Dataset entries
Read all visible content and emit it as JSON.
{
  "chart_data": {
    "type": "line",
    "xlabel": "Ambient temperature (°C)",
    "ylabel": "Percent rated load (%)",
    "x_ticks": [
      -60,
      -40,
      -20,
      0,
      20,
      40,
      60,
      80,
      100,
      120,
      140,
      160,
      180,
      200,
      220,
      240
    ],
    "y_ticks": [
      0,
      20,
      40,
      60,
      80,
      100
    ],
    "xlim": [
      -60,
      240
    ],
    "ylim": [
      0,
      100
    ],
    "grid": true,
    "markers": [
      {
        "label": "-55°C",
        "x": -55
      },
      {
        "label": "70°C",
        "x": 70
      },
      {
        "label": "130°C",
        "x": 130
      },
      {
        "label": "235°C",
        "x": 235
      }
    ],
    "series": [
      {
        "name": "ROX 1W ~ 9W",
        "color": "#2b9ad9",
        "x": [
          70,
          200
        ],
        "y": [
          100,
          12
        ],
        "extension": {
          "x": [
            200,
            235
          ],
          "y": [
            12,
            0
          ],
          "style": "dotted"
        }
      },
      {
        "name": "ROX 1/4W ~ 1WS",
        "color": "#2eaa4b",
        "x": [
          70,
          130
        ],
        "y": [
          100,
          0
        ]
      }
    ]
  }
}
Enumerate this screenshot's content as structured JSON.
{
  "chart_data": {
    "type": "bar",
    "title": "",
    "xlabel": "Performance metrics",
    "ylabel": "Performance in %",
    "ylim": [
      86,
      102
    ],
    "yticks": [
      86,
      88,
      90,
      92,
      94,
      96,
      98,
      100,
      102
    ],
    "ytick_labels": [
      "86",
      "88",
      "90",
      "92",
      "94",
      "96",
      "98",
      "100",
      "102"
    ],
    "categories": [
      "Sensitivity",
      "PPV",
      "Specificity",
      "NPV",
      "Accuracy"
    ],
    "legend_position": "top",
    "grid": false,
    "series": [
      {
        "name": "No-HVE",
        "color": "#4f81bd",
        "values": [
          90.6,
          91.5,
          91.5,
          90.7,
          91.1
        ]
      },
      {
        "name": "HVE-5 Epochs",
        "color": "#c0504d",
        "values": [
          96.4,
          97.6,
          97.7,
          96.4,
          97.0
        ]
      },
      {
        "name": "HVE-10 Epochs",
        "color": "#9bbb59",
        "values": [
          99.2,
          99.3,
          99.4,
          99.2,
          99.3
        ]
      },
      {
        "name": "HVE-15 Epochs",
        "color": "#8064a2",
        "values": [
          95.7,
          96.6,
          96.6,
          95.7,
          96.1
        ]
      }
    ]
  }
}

#### [WHAT YOU HAVE TO DO]
Repeat the preceding lines exactly, please, every one of them.

#### [RESPONSE BELOW]
Read all visible content and emit it as JSON.
{
  "chart_data": {
    "type": "line",
    "xlabel": "Ambient temperature (°C)",
    "ylabel": "Percent rated load (%)",
    "x_ticks": [
      -60,
      -40,
      -20,
      0,
      20,
      40,
      60,
      80,
      100,
      120,
      140,
      160,
      180,
      200,
      220,
      240
    ],
    "y_ticks": [
      0,
      20,
      40,
      60,
      80,
      100
    ],
    "xlim": [
      -60,
      240
    ],
    "ylim": [
      0,
      100
    ],
    "grid": true,
    "markers": [
      {
        "label": "-55°C",
        "x": -55
      },
      {
        "label": "70°C",
        "x": 70
      },
      {
        "label": "130°C",
        "x": 130
      },
      {
        "label": "235°C",
        "x": 235
      }
    ],
    "series": [
      {
        "name": "ROX 1W ~ 9W",
        "color": "#2b9ad9",
        "x": [
          70,
          200
        ],
        "y": [
          100,
          12
        ],
        "extension": {
          "x": [
            200,
            235
          ],
          "y": [
            12,
            0
          ],
          "style": "dotted"
        }
      },
      {
        "name": "ROX 1/4W ~ 1WS",
        "color": "#2eaa4b",
        "x": [
          70,
          130
        ],
        "y": [
          100,
          0
        ]
      }
    ]
  }
}
Enumerate this screenshot's content as structured JSON.
{
  "chart_data": {
    "type": "bar",
    "title": "",
    "xlabel": "Performance metrics",
    "ylabel": "Performance in %",
    "ylim": [
      86,
      102
    ],
    "yticks": [
      86,
      88,
      90,
      92,
      94,
      96,
      98,
      100,
      102
    ],
    "ytick_labels": [
      "86",
      "88",
      "90",
      "92",
      "94",
      "96",
      "98",
      "100",
      "102"
    ],
    "categories": [
      "Sensitivity",
      "PPV",
      "Specificity",
      "NPV",
      "Accuracy"
    ],
    "legend_position": "top",
    "grid": false,
    "series": [
      {
        "name": "No-HVE",
        "color": "#4f81bd",
        "values": [
          90.6,
          91.5,
          91.5,
          90.7,
          91.1
        ]
      },
      {
        "name": "HVE-5 Epochs",
        "color": "#c0504d",
        "values": [
          96.4,
          97.6,
          97.7,
          96.4,
          97.0
        ]
      },
      {
        "name": "HVE-10 Epochs",
        "color": "#9bbb59",
        "values": [
          99.2,
          99.3,
          99.4,
          99.2,
          99.3
        ]
      },
      {
        "name": "HVE-15 Epochs",
        "color": "#8064a2",
        "values": [
          95.7,
          96.6,
          96.6,
          95.7,
          96.1
        ]
      }
    ]
  }
}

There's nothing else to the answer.